PROMPT. Go through the records below line by line, counting those that contain the word "Open"; answer with the count only.

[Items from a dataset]

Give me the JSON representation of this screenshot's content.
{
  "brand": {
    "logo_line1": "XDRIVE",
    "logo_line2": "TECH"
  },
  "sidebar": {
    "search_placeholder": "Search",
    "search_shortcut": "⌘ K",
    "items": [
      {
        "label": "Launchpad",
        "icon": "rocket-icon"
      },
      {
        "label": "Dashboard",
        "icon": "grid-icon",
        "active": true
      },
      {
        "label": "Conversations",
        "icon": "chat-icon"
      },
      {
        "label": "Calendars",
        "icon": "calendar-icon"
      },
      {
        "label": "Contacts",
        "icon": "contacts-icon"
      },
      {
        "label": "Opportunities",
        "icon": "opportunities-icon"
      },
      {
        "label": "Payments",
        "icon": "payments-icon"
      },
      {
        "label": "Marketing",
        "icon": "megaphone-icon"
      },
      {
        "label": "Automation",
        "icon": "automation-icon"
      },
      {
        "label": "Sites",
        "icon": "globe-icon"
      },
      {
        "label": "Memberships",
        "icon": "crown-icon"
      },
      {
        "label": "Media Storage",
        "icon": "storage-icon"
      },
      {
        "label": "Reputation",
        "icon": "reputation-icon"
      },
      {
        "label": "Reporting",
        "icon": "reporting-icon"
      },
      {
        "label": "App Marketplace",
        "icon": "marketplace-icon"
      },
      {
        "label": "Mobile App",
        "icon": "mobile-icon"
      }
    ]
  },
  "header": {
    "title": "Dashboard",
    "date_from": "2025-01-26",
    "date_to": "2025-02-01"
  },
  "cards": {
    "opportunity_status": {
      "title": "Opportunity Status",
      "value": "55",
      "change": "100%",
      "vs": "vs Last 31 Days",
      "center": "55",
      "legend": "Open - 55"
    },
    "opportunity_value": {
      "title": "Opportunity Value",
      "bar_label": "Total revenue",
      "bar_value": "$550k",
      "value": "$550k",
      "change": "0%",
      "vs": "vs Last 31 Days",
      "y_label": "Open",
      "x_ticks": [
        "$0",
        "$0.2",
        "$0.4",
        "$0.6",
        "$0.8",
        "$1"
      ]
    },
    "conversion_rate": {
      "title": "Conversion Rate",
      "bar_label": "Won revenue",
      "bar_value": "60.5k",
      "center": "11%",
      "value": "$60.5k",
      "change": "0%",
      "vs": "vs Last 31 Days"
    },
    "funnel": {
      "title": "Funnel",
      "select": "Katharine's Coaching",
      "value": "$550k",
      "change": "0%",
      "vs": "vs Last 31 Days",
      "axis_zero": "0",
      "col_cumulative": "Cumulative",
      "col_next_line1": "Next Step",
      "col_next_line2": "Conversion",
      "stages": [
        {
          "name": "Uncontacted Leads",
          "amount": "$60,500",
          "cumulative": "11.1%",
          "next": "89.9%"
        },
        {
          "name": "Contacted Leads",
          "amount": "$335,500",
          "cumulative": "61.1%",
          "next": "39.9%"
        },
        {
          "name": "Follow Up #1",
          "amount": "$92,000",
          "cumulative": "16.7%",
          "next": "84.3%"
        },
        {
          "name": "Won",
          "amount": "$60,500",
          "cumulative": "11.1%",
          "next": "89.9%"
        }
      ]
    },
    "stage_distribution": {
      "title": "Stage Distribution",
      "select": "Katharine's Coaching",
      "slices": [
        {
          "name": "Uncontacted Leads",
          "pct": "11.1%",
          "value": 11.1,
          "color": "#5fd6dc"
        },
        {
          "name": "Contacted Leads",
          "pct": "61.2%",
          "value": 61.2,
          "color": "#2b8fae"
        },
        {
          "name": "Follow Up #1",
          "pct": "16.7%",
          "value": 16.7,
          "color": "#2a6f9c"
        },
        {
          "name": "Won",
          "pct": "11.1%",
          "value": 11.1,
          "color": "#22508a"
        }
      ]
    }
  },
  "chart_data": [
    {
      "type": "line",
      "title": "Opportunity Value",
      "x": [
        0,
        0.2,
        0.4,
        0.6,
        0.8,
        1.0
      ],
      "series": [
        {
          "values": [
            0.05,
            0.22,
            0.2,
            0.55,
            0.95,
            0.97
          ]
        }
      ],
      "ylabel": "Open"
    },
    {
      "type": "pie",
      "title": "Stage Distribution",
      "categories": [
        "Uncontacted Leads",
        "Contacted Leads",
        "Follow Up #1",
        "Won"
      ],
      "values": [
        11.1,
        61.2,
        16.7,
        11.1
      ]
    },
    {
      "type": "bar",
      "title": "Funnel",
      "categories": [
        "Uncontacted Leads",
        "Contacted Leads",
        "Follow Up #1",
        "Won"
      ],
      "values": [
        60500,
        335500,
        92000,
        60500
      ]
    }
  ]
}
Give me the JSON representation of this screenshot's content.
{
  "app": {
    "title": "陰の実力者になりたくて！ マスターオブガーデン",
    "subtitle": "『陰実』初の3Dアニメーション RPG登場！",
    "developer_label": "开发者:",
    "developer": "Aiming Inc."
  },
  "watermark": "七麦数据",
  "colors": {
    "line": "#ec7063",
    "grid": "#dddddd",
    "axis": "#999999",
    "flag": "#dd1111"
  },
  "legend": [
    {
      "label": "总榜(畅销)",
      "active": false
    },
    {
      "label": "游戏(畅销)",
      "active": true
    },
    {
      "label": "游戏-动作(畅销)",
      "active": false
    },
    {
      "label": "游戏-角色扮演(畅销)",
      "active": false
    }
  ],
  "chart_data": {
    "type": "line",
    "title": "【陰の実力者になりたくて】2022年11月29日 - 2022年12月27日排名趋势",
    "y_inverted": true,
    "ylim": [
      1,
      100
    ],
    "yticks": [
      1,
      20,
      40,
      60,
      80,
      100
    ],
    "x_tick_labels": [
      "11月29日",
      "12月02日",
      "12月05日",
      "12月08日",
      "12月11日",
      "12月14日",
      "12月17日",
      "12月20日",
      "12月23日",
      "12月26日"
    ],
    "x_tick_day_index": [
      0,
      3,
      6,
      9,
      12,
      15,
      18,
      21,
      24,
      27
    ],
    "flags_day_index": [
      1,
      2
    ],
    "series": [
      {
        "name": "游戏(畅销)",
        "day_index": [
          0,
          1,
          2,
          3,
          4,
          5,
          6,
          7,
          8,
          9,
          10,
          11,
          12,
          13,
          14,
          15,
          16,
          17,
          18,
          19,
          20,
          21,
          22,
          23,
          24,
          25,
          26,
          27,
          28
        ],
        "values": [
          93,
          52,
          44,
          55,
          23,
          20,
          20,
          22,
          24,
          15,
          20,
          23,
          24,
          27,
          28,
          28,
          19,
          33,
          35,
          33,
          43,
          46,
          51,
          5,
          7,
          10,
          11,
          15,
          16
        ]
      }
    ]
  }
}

THE COMPLETED TASK. 3